▶ **Instruções**
Repita, sem alterações, o trecho do texto sobre as viagens de Eva Klabin entre "As lendárias viagens" e "enriqueceram sua coleção.", inclusive.

▶ **Fonte**

As lendárias viagens em navios de luxo, os palácios flutuantes da época de ouro da navegação transatlântica, causam até hoje grande fascínio e atiçam nosso imaginário. Viagens de Eva traz para o público a paixão de Eva Klabin pelas viagens de navio, um dos muitos aspectos interessantes da vida da colecionadora.
Nascida em 1903 no Brasil, filha de pais lituanos, Eva foi educada na Europa e desde muito jovem desenvolveu duas grandes paixões que a acompanhariam por toda a vida: viajar e colecionar. Muitas das obras do acervo da Casa Museu Eva Klabin foram por ela adquiridas durante as viagens que realizou. O visitante poderá conhecer não apenas a maneira como Eva viajava, mas também algumas das obras de arte que enriqueceram sua coleção.

▶ **Dados**
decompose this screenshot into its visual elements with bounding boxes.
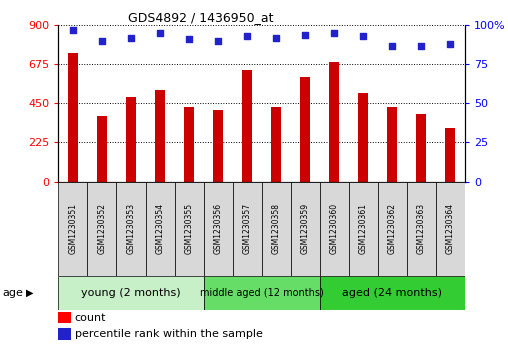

▶ **Resultado**
As lendárias viagens em navios de luxo, os palácios flutuantes da época de ouro da navegação transatlântica, causam até hoje grande fascínio e atiçam nosso imaginário. Viagens de Eva traz para o público a paixão de Eva Klabin pelas viagens de navio, um dos muitos aspectos interessantes da vida da colecionadora.
Nascida em 1903 no Brasil, filha de pais lituanos, Eva foi educada na Europa e desde muito jovem desenvolveu duas grandes paixões que a acompanhariam por toda a vida: viajar e colecionar. Muitas das obras do acervo da Casa Museu Eva Klabin foram por ela adquiridas durante as viagens que realizou. O visitante poderá conhecer não apenas a maneira como Eva viajava, mas também algumas das obras de arte que enriqueceram sua coleção.